**Activity:**
Repeat the whole of the data, keeping every detail the same.
= Beginning of Section =
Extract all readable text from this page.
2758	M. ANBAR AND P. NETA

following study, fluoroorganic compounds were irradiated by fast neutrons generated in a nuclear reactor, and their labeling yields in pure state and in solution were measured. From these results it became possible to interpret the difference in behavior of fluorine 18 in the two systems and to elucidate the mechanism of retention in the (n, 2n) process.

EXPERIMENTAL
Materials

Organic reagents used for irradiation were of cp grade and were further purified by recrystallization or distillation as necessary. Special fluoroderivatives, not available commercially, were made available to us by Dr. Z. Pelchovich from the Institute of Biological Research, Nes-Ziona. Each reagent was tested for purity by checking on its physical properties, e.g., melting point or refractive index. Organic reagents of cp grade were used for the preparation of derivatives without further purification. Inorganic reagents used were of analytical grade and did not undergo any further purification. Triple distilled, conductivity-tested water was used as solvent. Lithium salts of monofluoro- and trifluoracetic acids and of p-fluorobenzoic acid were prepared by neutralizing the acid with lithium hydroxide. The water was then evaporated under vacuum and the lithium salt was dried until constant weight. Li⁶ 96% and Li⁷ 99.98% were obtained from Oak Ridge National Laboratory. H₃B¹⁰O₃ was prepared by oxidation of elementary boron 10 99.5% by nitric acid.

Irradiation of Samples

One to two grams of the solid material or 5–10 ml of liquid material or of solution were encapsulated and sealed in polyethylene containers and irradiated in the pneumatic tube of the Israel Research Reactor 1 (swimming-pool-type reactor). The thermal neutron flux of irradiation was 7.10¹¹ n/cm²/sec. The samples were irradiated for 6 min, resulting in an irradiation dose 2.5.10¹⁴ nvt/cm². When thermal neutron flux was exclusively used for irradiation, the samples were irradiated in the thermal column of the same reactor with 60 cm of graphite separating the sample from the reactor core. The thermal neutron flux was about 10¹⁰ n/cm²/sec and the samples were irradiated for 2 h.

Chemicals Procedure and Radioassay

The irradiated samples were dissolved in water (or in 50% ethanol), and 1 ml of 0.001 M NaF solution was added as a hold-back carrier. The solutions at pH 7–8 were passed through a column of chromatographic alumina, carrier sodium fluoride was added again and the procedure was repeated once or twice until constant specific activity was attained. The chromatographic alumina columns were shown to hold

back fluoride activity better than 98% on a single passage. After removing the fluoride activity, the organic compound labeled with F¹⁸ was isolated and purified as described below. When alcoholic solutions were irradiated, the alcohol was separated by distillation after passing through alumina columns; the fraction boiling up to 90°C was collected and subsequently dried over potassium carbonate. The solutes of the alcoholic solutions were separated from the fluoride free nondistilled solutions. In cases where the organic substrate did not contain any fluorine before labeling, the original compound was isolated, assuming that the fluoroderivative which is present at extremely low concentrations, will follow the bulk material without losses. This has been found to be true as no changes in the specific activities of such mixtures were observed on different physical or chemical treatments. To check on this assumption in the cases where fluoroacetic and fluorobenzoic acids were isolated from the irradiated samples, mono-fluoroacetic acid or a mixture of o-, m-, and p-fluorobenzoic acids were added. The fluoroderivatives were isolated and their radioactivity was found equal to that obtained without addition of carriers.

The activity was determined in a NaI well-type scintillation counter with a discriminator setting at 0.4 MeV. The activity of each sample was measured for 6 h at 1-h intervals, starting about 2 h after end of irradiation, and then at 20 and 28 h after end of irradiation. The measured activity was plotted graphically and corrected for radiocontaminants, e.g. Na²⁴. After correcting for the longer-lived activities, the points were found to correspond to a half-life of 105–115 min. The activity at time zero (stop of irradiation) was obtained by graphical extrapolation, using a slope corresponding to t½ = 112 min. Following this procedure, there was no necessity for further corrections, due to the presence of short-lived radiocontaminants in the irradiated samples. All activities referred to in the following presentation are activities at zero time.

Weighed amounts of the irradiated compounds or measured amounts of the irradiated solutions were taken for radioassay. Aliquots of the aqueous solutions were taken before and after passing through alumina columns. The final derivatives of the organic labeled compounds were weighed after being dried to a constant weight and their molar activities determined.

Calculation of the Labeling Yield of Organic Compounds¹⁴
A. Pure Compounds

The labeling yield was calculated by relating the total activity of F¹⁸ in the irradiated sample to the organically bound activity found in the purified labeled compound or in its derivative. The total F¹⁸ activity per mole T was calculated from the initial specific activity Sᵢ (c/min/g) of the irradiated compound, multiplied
= End of Section =
**Written answer:**
Extract all readable text from this page.
2758	M. ANBAR AND P. NETA

following study, fluoroorganic compounds were irradiated by fast neutrons generated in a nuclear reactor, and their labeling yields in pure state and in solution were measured. From these results it became possible to interpret the difference in behavior of fluorine 18 in the two systems and to elucidate the mechanism of retention in the (n, 2n) process.

EXPERIMENTAL
Materials

Organic reagents used for irradiation were of cp grade and were further purified by recrystallization or distillation as necessary. Special fluoroderivatives, not available commercially, were made available to us by Dr. Z. Pelchovich from the Institute of Biological Research, Nes-Ziona. Each reagent was tested for purity by checking on its physical properties, e.g., melting point or refractive index. Organic reagents of cp grade were used for the preparation of derivatives without further purification. Inorganic reagents used were of analytical grade and did not undergo any further purification. Triple distilled, conductivity-tested water was used as solvent. Lithium salts of monofluoro- and trifluoracetic acids and of p-fluorobenzoic acid were prepared by neutralizing the acid with lithium hydroxide. The water was then evaporated under vacuum and the lithium salt was dried until constant weight. Li⁶ 96% and Li⁷ 99.98% were obtained from Oak Ridge National Laboratory. H₃B¹⁰O₃ was prepared by oxidation of elementary boron 10 99.5% by nitric acid.

Irradiation of Samples

One to two grams of the solid material or 5–10 ml of liquid material or of solution were encapsulated and sealed in polyethylene containers and irradiated in the pneumatic tube of the Israel Research Reactor 1 (swimming-pool-type reactor). The thermal neutron flux of irradiation was 7.10¹¹ n/cm²/sec. The samples were irradiated for 6 min, resulting in an irradiation dose 2.5.10¹⁴ nvt/cm². When thermal neutron flux was exclusively used for irradiation, the samples were irradiated in the thermal column of the same reactor with 60 cm of graphite separating the sample from the reactor core. The thermal neutron flux was about 10¹⁰ n/cm²/sec and the samples were irradiated for 2 h.

Chemicals Procedure and Radioassay

The irradiated samples were dissolved in water (or in 50% ethanol), and 1 ml of 0.001 M NaF solution was added as a hold-back carrier. The solutions at pH 7–8 were passed through a column of chromatographic alumina, carrier sodium fluoride was added again and the procedure was repeated once or twice until constant specific activity was attained. The chromatographic alumina columns were shown to hold

back fluoride activity better than 98% on a single passage. After removing the fluoride activity, the organic compound labeled with F¹⁸ was isolated and purified as described below. When alcoholic solutions were irradiated, the alcohol was separated by distillation after passing through alumina columns; the fraction boiling up to 90°C was collected and subsequently dried over potassium carbonate. The solutes of the alcoholic solutions were separated from the fluoride free nondistilled solutions. In cases where the organic substrate did not contain any fluorine before labeling, the original compound was isolated, assuming that the fluoroderivative which is present at extremely low concentrations, will follow the bulk material without losses. This has been found to be true as no changes in the specific activities of such mixtures were observed on different physical or chemical treatments. To check on this assumption in the cases where fluoroacetic and fluorobenzoic acids were isolated from the irradiated samples, mono-fluoroacetic acid or a mixture of o-, m-, and p-fluorobenzoic acids were added. The fluoroderivatives were isolated and their radioactivity was found equal to that obtained without addition of carriers.

The activity was determined in a NaI well-type scintillation counter with a discriminator setting at 0.4 MeV. The activity of each sample was measured for 6 h at 1-h intervals, starting about 2 h after end of irradiation, and then at 20 and 28 h after end of irradiation. The measured activity was plotted graphically and corrected for radiocontaminants, e.g. Na²⁴. After correcting for the longer-lived activities, the points were found to correspond to a half-life of 105–115 min. The activity at time zero (stop of irradiation) was obtained by graphical extrapolation, using a slope corresponding to t½ = 112 min. Following this procedure, there was no necessity for further corrections, due to the presence of short-lived radiocontaminants in the irradiated samples. All activities referred to in the following presentation are activities at zero time.

Weighed amounts of the irradiated compounds or measured amounts of the irradiated solutions were taken for radioassay. Aliquots of the aqueous solutions were taken before and after passing through alumina columns. The final derivatives of the organic labeled compounds were weighed after being dried to a constant weight and their molar activities determined.

Calculation of the Labeling Yield of Organic Compounds¹⁴
A. Pure Compounds

The labeling yield was calculated by relating the total activity of F¹⁸ in the irradiated sample to the organically bound activity found in the purified labeled compound or in its derivative. The total F¹⁸ activity per mole T was calculated from the initial specific activity Sᵢ (c/min/g) of the irradiated compound, multiplied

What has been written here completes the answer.